REQUIREMENTS
Scan the material and copy every line in which "санитарную" appears.

LISTED ENTRIES

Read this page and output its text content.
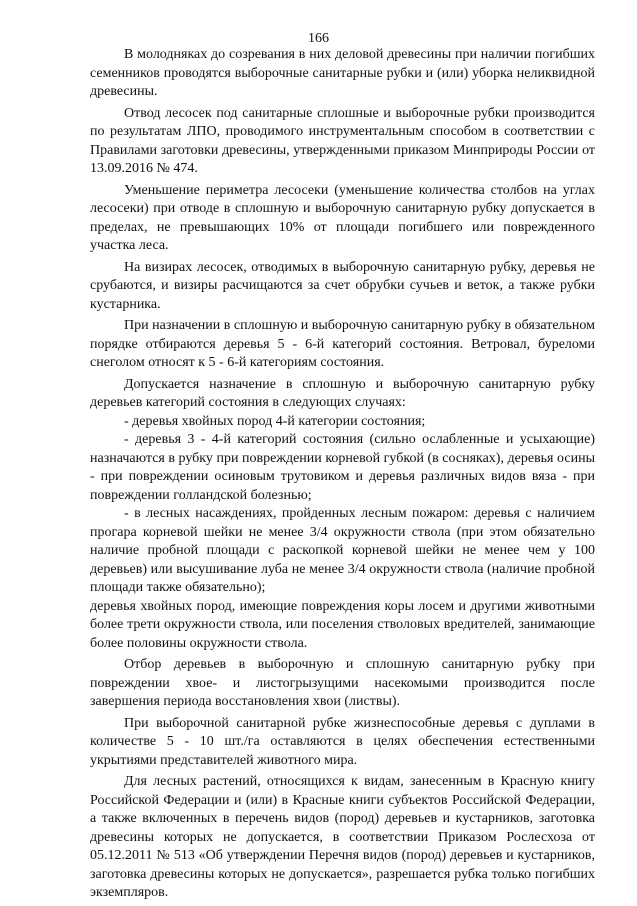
166

В молодняках до созревания в них деловой древесины при наличии погибших семенников проводятся выборочные санитарные рубки и (или) уборка неликвидной древесины.

Отвод лесосек под санитарные сплошные и выборочные рубки производится по результатам ЛПО, проводимого инструментальным способом в соответствии с Правилами заготовки древесины, утвержденными приказом Минприроды России от 13.09.2016 № 474.

Уменьшение периметра лесосеки (уменьшение количества столбов на углах лесосеки) при отводе в сплошную и выборочную санитарную рубку допускается в пределах, не превышающих 10% от площади погибшего или поврежденного участка леса.

На визирах лесосек, отводимых в выборочную санитарную рубку, деревья не срубаются, и визиры расчищаются за счет обрубки сучьев и веток, а также рубки кустарника.

При назначении в сплошную и выборочную санитарную рубку в обязательном порядке отбираются деревья 5 - 6-й категорий состояния. Ветровал, буреломи снеголом относят к 5 - 6-й категориям состояния.

Допускается назначение в сплошную и выборочную санитарную рубку деревьев категорий состояния в следующих случаях:

- деревья хвойных пород 4-й категории состояния;

- деревья 3 - 4-й категорий состояния (сильно ослабленные и усыхающие) назначаются в рубку при повреждении корневой губкой (в сосняках), деревья осины - при повреждении осиновым трутовиком и деревья различных видов вяза - при повреждении голландской болезнью;

- в лесных насаждениях, пройденных лесным пожаром: деревья с наличием прогара корневой шейки не менее 3/4 окружности ствола (при этом обязательно наличие пробной площади с раскопкой корневой шейки не менее чем у 100 деревьев) или высушивание луба не менее 3/4 окружности ствола (наличие пробной площади также обязательно);

деревья хвойных пород, имеющие повреждения коры лосем и другими животными более трети окружности ствола, или поселения стволовых вредителей, занимающие более половины окружности ствола.

Отбор деревьев в выборочную и сплошную санитарную рубку при повреждении хвое- и листогрызущими насекомыми производится после завершения периода восстановления хвои (листвы).

При выборочной санитарной рубке жизнеспособные деревья с дуплами в количестве 5 - 10 шт./га оставляются в целях обеспечения естественными укрытиями представителей животного мира.

Для лесных растений, относящихся к видам, занесенным в Красную книгу Российской Федерации и (или) в Красные книги субъектов Российской Федерации, а также включенных в перечень видов (пород) деревьев и кустарников, заготовка древесины которых не допускается, в соответствии Приказом Рослесхоза от 05.12.2011 № 513 «Об утверждении Перечня видов (пород) деревьев и кустарников, заготовка древесины которых не допускается», разрешается рубка только погибших экземпляров.
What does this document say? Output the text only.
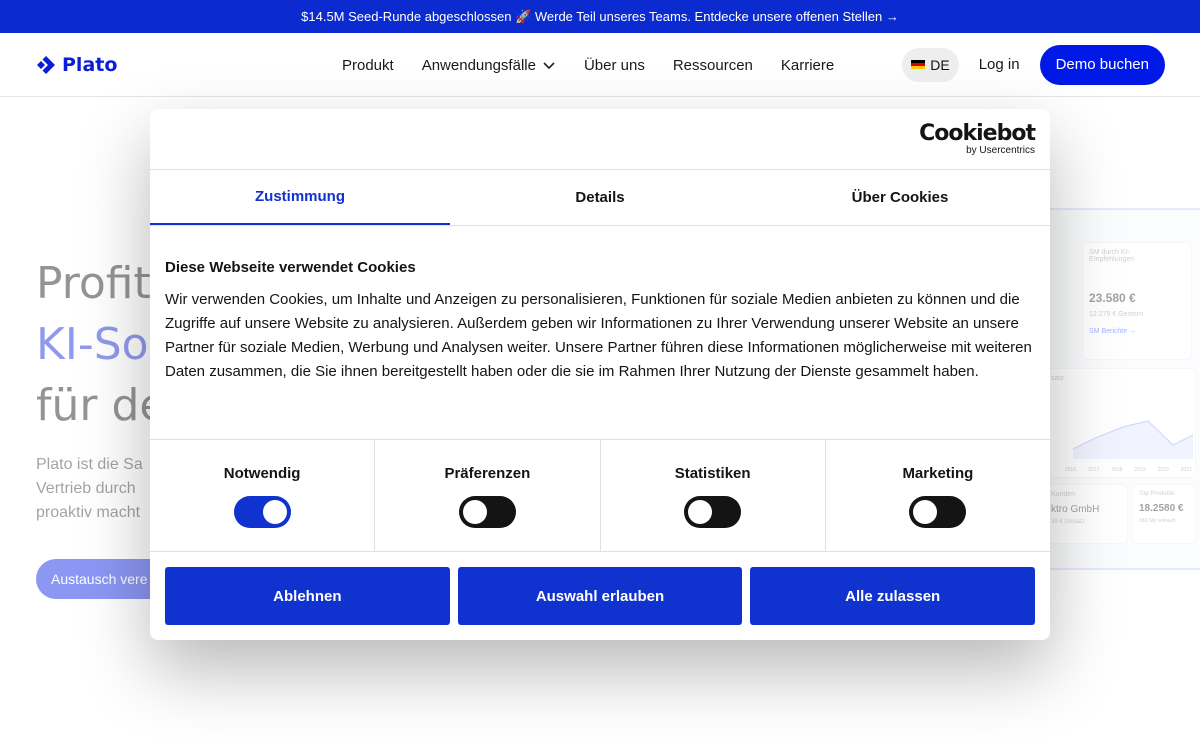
$14.5M Seed-Runde abgeschlossen 🚀 Werde Teil unseres Teams. Entdecke unsere offenen Stellen →
Plato	Produkt Anwendungsfälle	Über uns Ressourcen Karriere	DE Log in	Demo buchen
Cookiebot
by Usercentrics
Zustimmung	Details	Über Cookies
Diese Webseite verwendet Cookies

Wir verwenden Cookies, um Inhalte und Anzeigen zu personalisieren, Funktionen für soziale Medien anbieten zu können und die Zugriffe auf unsere Website zu analysieren. Außerdem geben wir Informationen zu Ihrer Verwendung unserer Website an unsere Partner für soziale Medien, Werbung und Analysen weiter. Unsere Partner führen diese Informationen möglicherweise mit weiteren Daten zusammen, die Sie ihnen bereitgestellt haben oder die sie im Rahmen Ihrer Nutzung der Dienste gesammelt haben.

Notwendig	Präferenzen	Statistiken	Marketing
Ablehnen	Auswahl erlauben	Alle zulassen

EXERCISE RESULT
Уменьшение периметра лесосеки (уменьшение количества столбов на углах лесосеки) при отводе в сплошную и выборочную санитарную рубку допускается в пределах, не превышающих 10% от площади погибшего или поврежденного участка леса.
На визирах лесосек, отводимых в выборочную санитарную рубку, деревья не срубаются, и визиры расчищаются за счет обрубки сучьев и веток, а также рубки кустарника.
При назначении в сплошную и выборочную санитарную рубку в обязательном порядке отбираются деревья 5 - 6-й категорий состояния. Ветровал, буреломи снеголом относят к 5 - 6-й категориям состояния.
Допускается назначение в сплошную и выборочную санитарную рубку деревьев категорий состояния в следующих случаях:
Отбор деревьев в выборочную и сплошную санитарную рубку при повреждении хвое- и листогрызущими насекомыми производится после завершения периода восстановления хвои (листвы).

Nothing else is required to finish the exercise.